*Prompt*. In the entries, find all lines that hold the word "præcisering" and copy them.

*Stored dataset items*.
* Begin *

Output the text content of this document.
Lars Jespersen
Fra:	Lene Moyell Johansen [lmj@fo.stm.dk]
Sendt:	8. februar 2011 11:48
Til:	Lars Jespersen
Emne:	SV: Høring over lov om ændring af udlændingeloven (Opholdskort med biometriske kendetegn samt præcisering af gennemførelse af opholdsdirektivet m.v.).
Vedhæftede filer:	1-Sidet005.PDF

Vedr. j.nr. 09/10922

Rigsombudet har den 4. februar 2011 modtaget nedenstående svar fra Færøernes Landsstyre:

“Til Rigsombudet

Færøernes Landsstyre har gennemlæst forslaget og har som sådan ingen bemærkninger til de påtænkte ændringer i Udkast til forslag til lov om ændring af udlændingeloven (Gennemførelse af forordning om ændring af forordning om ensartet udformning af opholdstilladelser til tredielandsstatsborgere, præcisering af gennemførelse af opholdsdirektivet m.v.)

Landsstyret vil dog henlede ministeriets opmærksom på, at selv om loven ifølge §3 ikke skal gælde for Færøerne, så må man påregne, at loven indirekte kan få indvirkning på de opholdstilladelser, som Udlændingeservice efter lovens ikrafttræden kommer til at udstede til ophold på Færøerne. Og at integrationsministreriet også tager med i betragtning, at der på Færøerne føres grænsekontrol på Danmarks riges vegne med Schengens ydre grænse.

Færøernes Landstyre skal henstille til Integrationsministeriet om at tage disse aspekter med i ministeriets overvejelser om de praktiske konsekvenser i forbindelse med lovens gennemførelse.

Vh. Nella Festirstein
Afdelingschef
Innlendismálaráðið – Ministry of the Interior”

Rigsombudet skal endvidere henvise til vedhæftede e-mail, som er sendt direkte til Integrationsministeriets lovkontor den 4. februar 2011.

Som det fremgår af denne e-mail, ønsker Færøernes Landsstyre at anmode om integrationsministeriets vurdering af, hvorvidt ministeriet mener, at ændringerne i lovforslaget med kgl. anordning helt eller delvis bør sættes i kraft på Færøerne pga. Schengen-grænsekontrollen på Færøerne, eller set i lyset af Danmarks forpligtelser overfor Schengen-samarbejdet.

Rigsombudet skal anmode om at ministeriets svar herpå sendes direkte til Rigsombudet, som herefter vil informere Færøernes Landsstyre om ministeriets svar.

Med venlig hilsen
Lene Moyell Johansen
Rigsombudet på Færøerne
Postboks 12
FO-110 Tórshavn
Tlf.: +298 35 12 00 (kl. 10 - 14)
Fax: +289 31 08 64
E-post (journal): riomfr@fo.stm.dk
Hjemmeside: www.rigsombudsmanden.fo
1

* End *

*Full output*.
Emne:	SV: Høring over lov om ændring af udlændingeloven (Opholdskort med biometriske kendetegn samt præcisering af gennemførelse af opholdsdirektivet m.v.).
Færøernes Landsstyre har gennemlæst forslaget og har som sådan ingen bemærkninger til de påtænkte ændringer i Udkast til forslag til lov om ændring af udlændingeloven (Gennemførelse af forordning om ændring af forordning om ensartet udformning af opholdstilladelser til tredielandsstatsborgere, præcisering af gennemførelse af opholdsdirektivet m.v.)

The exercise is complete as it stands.